** start of Information given **

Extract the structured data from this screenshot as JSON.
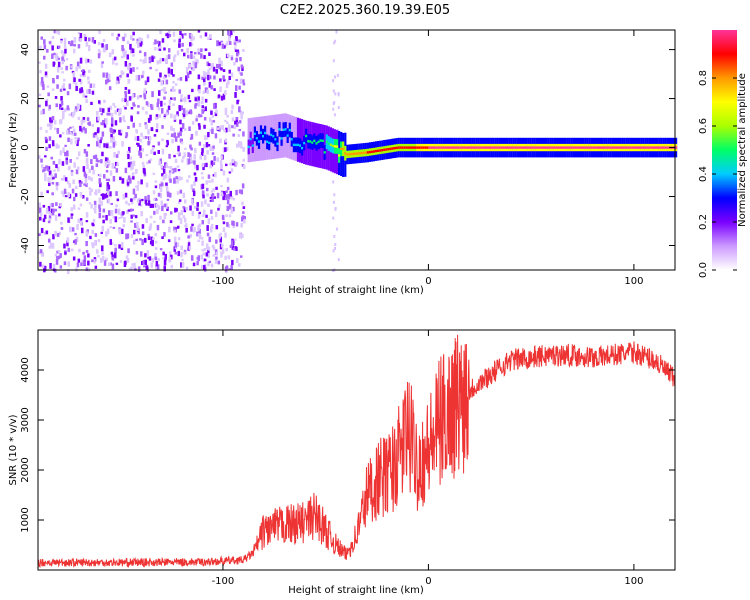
{
  "title": "C2E2.2025.360.19.39.E05",
  "chart_data": [
    {
      "type": "heatmap",
      "xlabel": "Height of straight line (km)",
      "ylabel": "Frequency (Hz)",
      "xlim": [
        -190,
        120
      ],
      "ylim": [
        -50,
        48
      ],
      "xticks": [
        -100,
        0,
        100
      ],
      "yticks": [
        -40,
        -20,
        0,
        20,
        40
      ],
      "colorbar": {
        "label": "Normalized spectral amplitude",
        "range": [
          0,
          1
        ],
        "ticks": [
          "0.0",
          "0.2",
          "0.4",
          "0.6",
          "0.8"
        ],
        "colors": [
          "#ffffff",
          "#cc99ff",
          "#7a00ff",
          "#0000ff",
          "#00ccff",
          "#00ff66",
          "#aaff00",
          "#ffff00",
          "#ff9900",
          "#ff0000",
          "#ff3399"
        ]
      },
      "ridge": [
        {
          "x": -88,
          "freq": 3,
          "amp": 0.35
        },
        {
          "x": -70,
          "freq": 5,
          "amp": 0.4
        },
        {
          "x": -60,
          "freq": 2,
          "amp": 0.45
        },
        {
          "x": -50,
          "freq": 0,
          "amp": 0.5
        },
        {
          "x": -42,
          "freq": -3,
          "amp": 0.8
        },
        {
          "x": -30,
          "freq": -2,
          "amp": 0.85
        },
        {
          "x": -15,
          "freq": 0,
          "amp": 0.9
        },
        {
          "x": 0,
          "freq": 0,
          "amp": 0.95
        },
        {
          "x": 50,
          "freq": 0,
          "amp": 0.95
        },
        {
          "x": 120,
          "freq": 0,
          "amp": 0.95
        }
      ]
    },
    {
      "type": "line",
      "xlabel": "Height of straight line (km)",
      "ylabel": "SNR (10 * v/v)",
      "xlim": [
        -190,
        120
      ],
      "ylim": [
        0,
        4800
      ],
      "xticks": [
        -100,
        0,
        100
      ],
      "yticks": [
        1000,
        2000,
        3000,
        4000
      ],
      "series": [
        {
          "name": "SNR",
          "color": "#ee3333",
          "x": [
            -190,
            -150,
            -110,
            -90,
            -85,
            -80,
            -70,
            -60,
            -55,
            -50,
            -45,
            -40,
            -35,
            -30,
            -25,
            -20,
            -15,
            -10,
            -5,
            0,
            5,
            10,
            20,
            30,
            40,
            50,
            60,
            70,
            80,
            90,
            100,
            110,
            115,
            120
          ],
          "y": [
            150,
            150,
            160,
            200,
            350,
            800,
            900,
            950,
            1100,
            800,
            500,
            300,
            700,
            1500,
            1800,
            1900,
            2200,
            2800,
            2100,
            2400,
            2900,
            3200,
            3600,
            3900,
            4200,
            4250,
            4300,
            4300,
            4250,
            4300,
            4350,
            4200,
            4000,
            3800
          ]
        }
      ]
    }
  ]
}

** end of Information given **

** Task brief **
Every record above should be transcribed exactly; the pictures stay out of the copy.

** Task answer **
Extract the structured data from this screenshot as JSON.
{
  "title": "C2E2.2025.360.19.39.E05",
  "chart_data": [
    {
      "type": "heatmap",
      "xlabel": "Height of straight line (km)",
      "ylabel": "Frequency (Hz)",
      "xlim": [
        -190,
        120
      ],
      "ylim": [
        -50,
        48
      ],
      "xticks": [
        -100,
        0,
        100
      ],
      "yticks": [
        -40,
        -20,
        0,
        20,
        40
      ],
      "colorbar": {
        "label": "Normalized spectral amplitude",
        "range": [
          0,
          1
        ],
        "ticks": [
          "0.0",
          "0.2",
          "0.4",
          "0.6",
          "0.8"
        ],
        "colors": [
          "#ffffff",
          "#cc99ff",
          "#7a00ff",
          "#0000ff",
          "#00ccff",
          "#00ff66",
          "#aaff00",
          "#ffff00",
          "#ff9900",
          "#ff0000",
          "#ff3399"
        ]
      },
      "ridge": [
        {
          "x": -88,
          "freq": 3,
          "amp": 0.35
        },
        {
          "x": -70,
          "freq": 5,
          "amp": 0.4
        },
        {
          "x": -60,
          "freq": 2,
          "amp": 0.45
        },
        {
          "x": -50,
          "freq": 0,
          "amp": 0.5
        },
        {
          "x": -42,
          "freq": -3,
          "amp": 0.8
        },
        {
          "x": -30,
          "freq": -2,
          "amp": 0.85
        },
        {
          "x": -15,
          "freq": 0,
          "amp": 0.9
        },
        {
          "x": 0,
          "freq": 0,
          "amp": 0.95
        },
        {
          "x": 50,
          "freq": 0,
          "amp": 0.95
        },
        {
          "x": 120,
          "freq": 0,
          "amp": 0.95
        }
      ]
    },
    {
      "type": "line",
      "xlabel": "Height of straight line (km)",
      "ylabel": "SNR (10 * v/v)",
      "xlim": [
        -190,
        120
      ],
      "ylim": [
        0,
        4800
      ],
      "xticks": [
        -100,
        0,
        100
      ],
      "yticks": [
        1000,
        2000,
        3000,
        4000
      ],
      "series": [
        {
          "name": "SNR",
          "color": "#ee3333",
          "x": [
            -190,
            -150,
            -110,
            -90,
            -85,
            -80,
            -70,
            -60,
            -55,
            -50,
            -45,
            -40,
            -35,
            -30,
            -25,
            -20,
            -15,
            -10,
            -5,
            0,
            5,
            10,
            20,
            30,
            40,
            50,
            60,
            70,
            80,
            90,
            100,
            110,
            115,
            120
          ],
          "y": [
            150,
            150,
            160,
            200,
            350,
            800,
            900,
            950,
            1100,
            800,
            500,
            300,
            700,
            1500,
            1800,
            1900,
            2200,
            2800,
            2100,
            2400,
            2900,
            3200,
            3600,
            3900,
            4200,
            4250,
            4300,
            4300,
            4250,
            4300,
            4350,
            4200,
            4000,
            3800
          ]
        }
      ]
    }
  ]
}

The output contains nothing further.